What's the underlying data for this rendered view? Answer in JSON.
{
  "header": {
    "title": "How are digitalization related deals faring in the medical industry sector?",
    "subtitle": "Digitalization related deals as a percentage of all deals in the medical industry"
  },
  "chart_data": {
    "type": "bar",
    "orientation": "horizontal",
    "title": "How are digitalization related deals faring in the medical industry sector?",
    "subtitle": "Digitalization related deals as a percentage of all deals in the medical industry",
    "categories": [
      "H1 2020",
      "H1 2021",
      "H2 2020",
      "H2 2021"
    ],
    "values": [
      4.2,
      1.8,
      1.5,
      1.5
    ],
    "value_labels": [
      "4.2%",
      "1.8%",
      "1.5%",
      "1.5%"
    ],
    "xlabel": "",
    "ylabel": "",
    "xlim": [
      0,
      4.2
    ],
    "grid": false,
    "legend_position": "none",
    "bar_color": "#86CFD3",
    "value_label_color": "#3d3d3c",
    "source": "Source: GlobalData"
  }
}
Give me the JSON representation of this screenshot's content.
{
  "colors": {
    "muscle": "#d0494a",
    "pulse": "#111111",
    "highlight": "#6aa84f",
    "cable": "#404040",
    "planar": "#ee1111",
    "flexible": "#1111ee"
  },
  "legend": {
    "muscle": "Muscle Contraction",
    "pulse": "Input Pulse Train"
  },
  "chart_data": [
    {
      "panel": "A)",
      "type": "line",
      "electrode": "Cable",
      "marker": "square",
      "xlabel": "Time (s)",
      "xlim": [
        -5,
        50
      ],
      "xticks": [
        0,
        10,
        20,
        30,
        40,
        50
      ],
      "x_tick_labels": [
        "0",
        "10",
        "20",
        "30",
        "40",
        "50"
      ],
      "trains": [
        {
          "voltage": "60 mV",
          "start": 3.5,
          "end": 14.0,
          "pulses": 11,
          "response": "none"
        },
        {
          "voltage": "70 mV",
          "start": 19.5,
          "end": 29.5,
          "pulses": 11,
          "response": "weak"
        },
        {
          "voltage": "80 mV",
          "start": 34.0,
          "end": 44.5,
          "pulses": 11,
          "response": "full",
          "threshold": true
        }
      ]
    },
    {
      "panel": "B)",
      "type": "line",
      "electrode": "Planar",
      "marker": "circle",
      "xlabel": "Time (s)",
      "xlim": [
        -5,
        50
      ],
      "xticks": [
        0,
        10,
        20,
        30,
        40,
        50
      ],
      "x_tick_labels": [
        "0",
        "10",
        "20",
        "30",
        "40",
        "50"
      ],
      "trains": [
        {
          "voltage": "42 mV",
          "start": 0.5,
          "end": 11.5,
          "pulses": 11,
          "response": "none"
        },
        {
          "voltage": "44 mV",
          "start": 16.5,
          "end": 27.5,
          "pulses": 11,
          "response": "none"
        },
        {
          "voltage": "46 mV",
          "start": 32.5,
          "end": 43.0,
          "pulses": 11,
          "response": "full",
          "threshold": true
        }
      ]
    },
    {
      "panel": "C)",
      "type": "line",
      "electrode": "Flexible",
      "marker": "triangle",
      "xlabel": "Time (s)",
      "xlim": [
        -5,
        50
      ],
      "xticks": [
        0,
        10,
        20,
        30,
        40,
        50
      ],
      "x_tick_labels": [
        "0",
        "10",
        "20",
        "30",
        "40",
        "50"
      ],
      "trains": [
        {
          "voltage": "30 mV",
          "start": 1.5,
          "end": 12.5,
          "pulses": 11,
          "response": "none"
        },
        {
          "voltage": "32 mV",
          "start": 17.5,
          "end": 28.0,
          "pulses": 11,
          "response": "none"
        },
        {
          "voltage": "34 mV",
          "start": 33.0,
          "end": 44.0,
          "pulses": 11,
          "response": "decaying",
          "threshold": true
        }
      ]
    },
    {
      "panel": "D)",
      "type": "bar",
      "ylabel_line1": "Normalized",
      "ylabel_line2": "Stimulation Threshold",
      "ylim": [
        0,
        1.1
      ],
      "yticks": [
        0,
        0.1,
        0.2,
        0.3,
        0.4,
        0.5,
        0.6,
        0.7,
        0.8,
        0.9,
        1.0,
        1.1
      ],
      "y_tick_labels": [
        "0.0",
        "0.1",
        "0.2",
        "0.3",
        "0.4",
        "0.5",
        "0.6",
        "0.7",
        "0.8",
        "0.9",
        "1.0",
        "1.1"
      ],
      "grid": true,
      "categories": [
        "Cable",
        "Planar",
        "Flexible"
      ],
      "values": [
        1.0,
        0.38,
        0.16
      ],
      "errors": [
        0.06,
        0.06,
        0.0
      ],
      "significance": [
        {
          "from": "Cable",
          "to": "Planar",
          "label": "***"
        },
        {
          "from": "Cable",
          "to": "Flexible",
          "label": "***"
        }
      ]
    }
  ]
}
___
* **Problem statement**: Scan the listing above and copy all lines containing the word "electrode".

* **Solution for this problem**:
      "electrode": "Cable",
      "electrode": "Planar",
      "electrode": "Flexible",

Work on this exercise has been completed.